WRITTEN PROBLEM. Select, from the material below, each line with "text" in it.

RECORDS FOR THE EXERCISE.
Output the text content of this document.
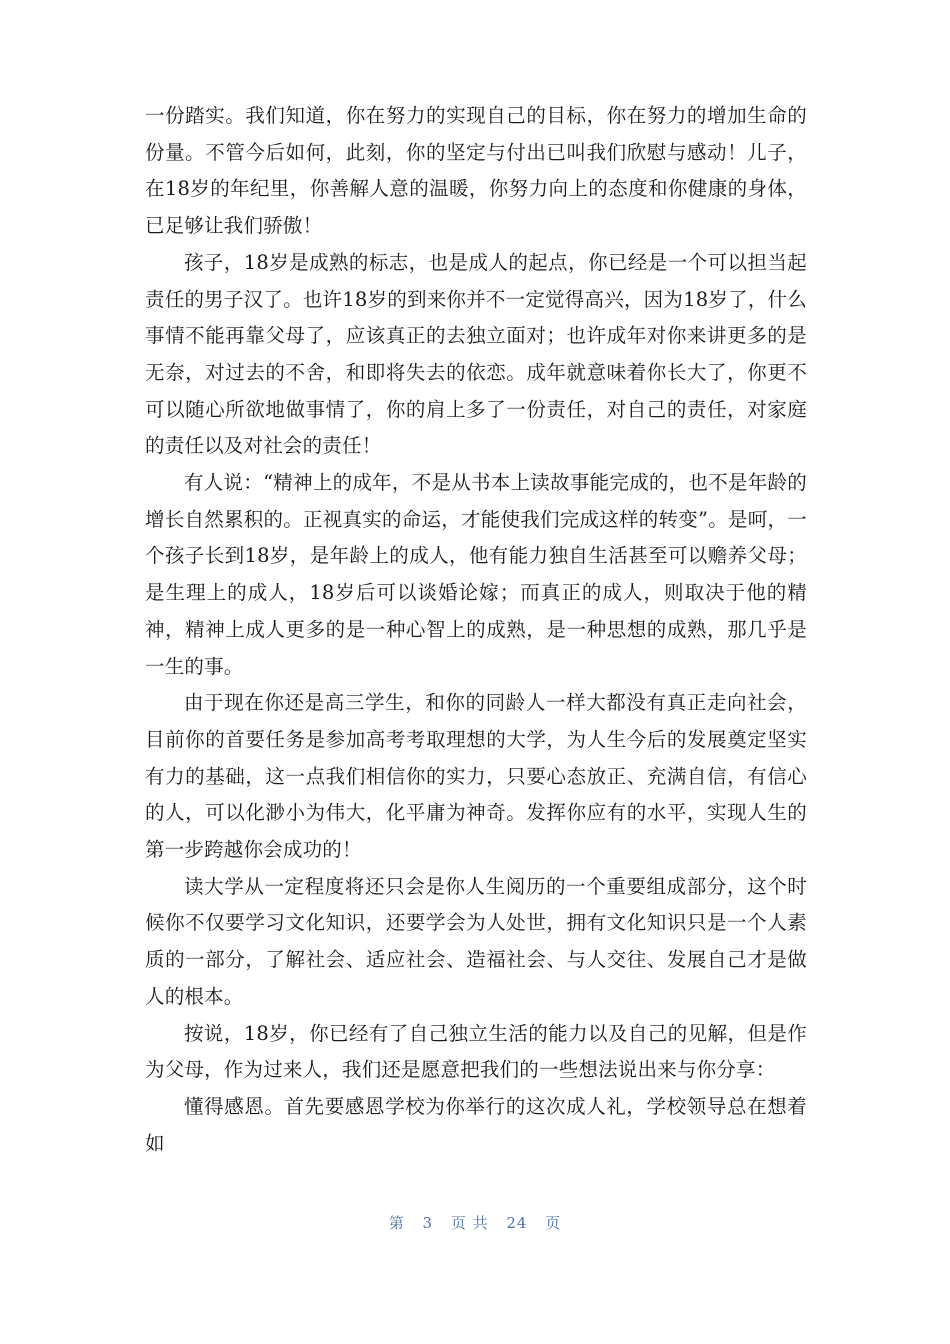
一份踏实。我们知道，你在努力的实现自己的目标，你在努力的增加生命的份量。不管今后如何，此刻，你的坚定与付出已叫我们欣慰与感动！儿子，在18岁的年纪里，你善解人意的温暖，你努力向上的态度和你健康的身体，已足够让我们骄傲！

孩子，18岁是成熟的标志，也是成人的起点，你已经是一个可以担当起责任的男子汉了。也许18岁的到来你并不一定觉得高兴，因为18岁了，什么事情不能再靠父母了，应该真正的去独立面对；也许成年对你来讲更多的是无奈，对过去的不舍，和即将失去的依恋。成年就意味着你长大了，你更不可以随心所欲地做事情了，你的肩上多了一份责任，对自己的责任，对家庭的责任以及对社会的责任！

有人说：“精神上的成年，不是从书本上读故事能完成的，也不是年龄的增长自然累积的。正视真实的命运，才能使我们完成这样的转变”。是呵，一个孩子长到18岁，是年龄上的成人，他有能力独自生活甚至可以赡养父母；是生理上的成人，18岁后可以谈婚论嫁；而真正的成人，则取决于他的精神，精神上成人更多的是一种心智上的成熟，是一种思想的成熟，那几乎是一生的事。

由于现在你还是高三学生，和你的同龄人一样大都没有真正走向社会，目前你的首要任务是参加高考考取理想的大学，为人生今后的发展奠定坚实有力的基础，这一点我们相信你的实力，只要心态放正、充满自信，有信心的人，可以化渺小为伟大，化平庸为神奇。发挥你应有的水平，实现人生的第一步跨越你会成功的！

读大学从一定程度将还只会是你人生阅历的一个重要组成部分，这个时候你不仅要学习文化知识，还要学会为人处世，拥有文化知识只是一个人素质的一部分，了解社会、适应社会、造福社会、与人交往、发展自己才是做人的根本。

按说，18岁，你已经有了自己独立生活的能力以及自己的见解，但是作为父母，作为过来人，我们还是愿意把我们的一些想法说出来与你分享：

懂得感恩。首先要感恩学校为你举行的这次成人礼，学校领导总在想着如

第 3 页 共 24 页
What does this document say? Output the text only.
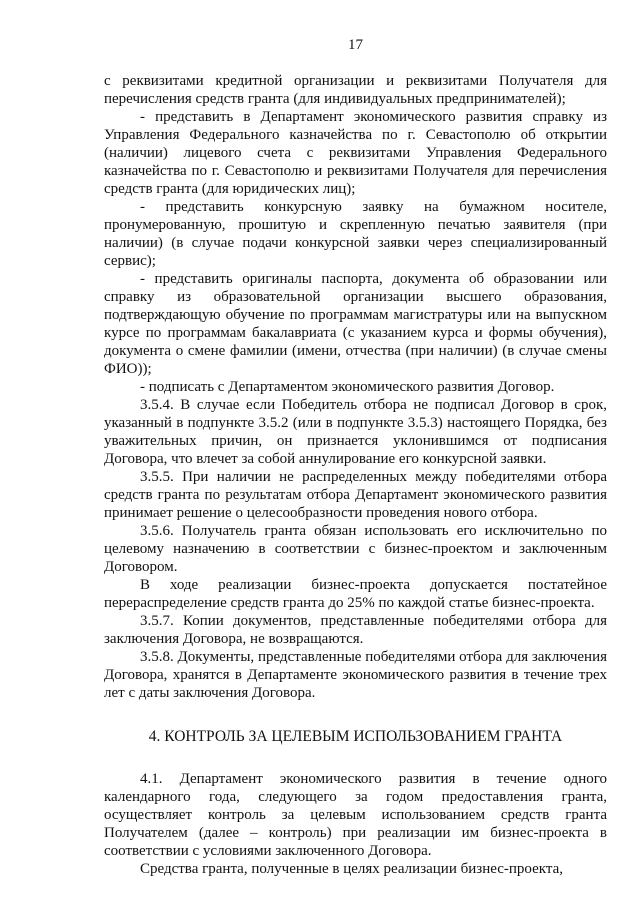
17

с реквизитами кредитной организации и реквизитами Получателя для перечисления средств гранта (для индивидуальных предпринимателей);

- представить в Департамент экономического развития справку из Управления Федерального казначейства по г. Севастополю об открытии (наличии) лицевого счета с реквизитами Управления Федерального казначейства по г. Севастополю и реквизитами Получателя для перечисления средств гранта (для юридических лиц);

- представить конкурсную заявку на бумажном носителе, пронумерованную, прошитую и скрепленную печатью заявителя (при наличии) (в случае подачи конкурсной заявки через специализированный сервис);

- представить оригиналы паспорта, документа об образовании или справку из образовательной организации высшего образования, подтверждающую обучение по программам магистратуры или на выпускном курсе по программам бакалавриата (с указанием курса и формы обучения), документа о смене фамилии (имени, отчества (при наличии) (в случае смены ФИО));

- подписать с Департаментом экономического развития Договор.

3.5.4. В случае если Победитель отбора не подписал Договор в срок, указанный в подпункте 3.5.2 (или в подпункте 3.5.3) настоящего Порядка, без уважительных причин, он признается уклонившимся от подписания Договора, что влечет за собой аннулирование его конкурсной заявки.

3.5.5. При наличии не распределенных между победителями отбора средств гранта по результатам отбора Департамент экономического развития принимает решение о целесообразности проведения нового отбора.

3.5.6. Получатель гранта обязан использовать его исключительно по целевому назначению в соответствии с бизнес-проектом и заключенным Договором.

В ходе реализации бизнес-проекта допускается постатейное перераспределение средств гранта до 25% по каждой статье бизнес-проекта.

3.5.7. Копии документов, представленные победителями отбора для заключения Договора, не возвращаются.

3.5.8. Документы, представленные победителями отбора для заключения Договора, хранятся в Департаменте экономического развития в течение трех лет с даты заключения Договора.

4. КОНТРОЛЬ ЗА ЦЕЛЕВЫМ ИСПОЛЬЗОВАНИЕМ ГРАНТА

4.1. Департамент экономического развития в течение одного календарного года, следующего за годом предоставления гранта, осуществляет контроль за целевым использованием средств гранта Получателем (далее – контроль) при реализации им бизнес-проекта в соответствии с условиями заключенного Договора.

Средства гранта, полученные в целях реализации бизнес-проекта,
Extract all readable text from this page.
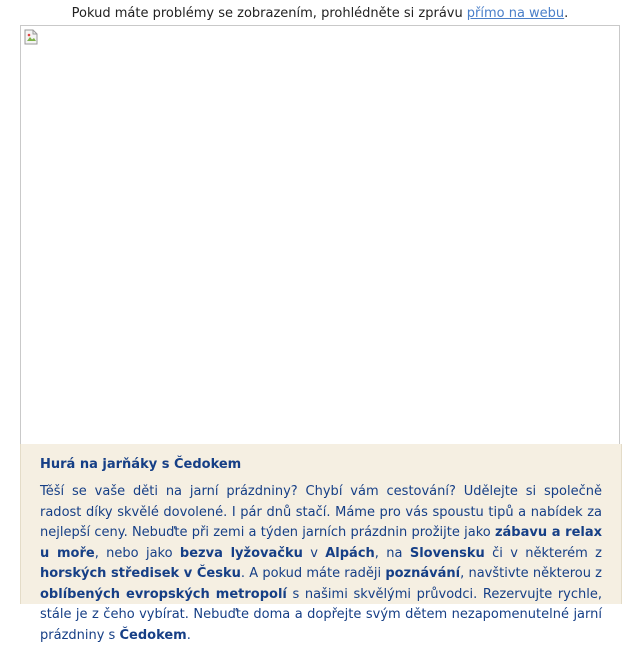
Pokud máte problémy se zobrazením, prohlédněte si zprávu přímo na webu .
Hurá na jarňáky s Čedokem

Těší se vaše děti na jarní prázdniny? Chybí vám cestování? Udělejte si společně radost díky skvělé dovolené. I pár dnů stačí. Máme pro vás spoustu tipů a nabídek za nejlepší ceny. Nebuďte při zemi a týden jarních prázdnin prožijte jako zábavu a relax u moře, nebo jako bezva lyžovačku v Alpách, na Slovensku či v některém z horských středisek v Česku. A pokud máte raději poznávání, navštivte některou z oblíbených evropských metropolí s našimi skvělými průvodci. Rezervujte rychle, stále je z čeho vybírat. Nebuďte doma a dopřejte svým dětem nezapomenutelné jarní prázdniny s Čedokem.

OUTPUT BELOW.
Output the text content of this document.
What does this document say? Output the text only.
Extract all readable text from this page.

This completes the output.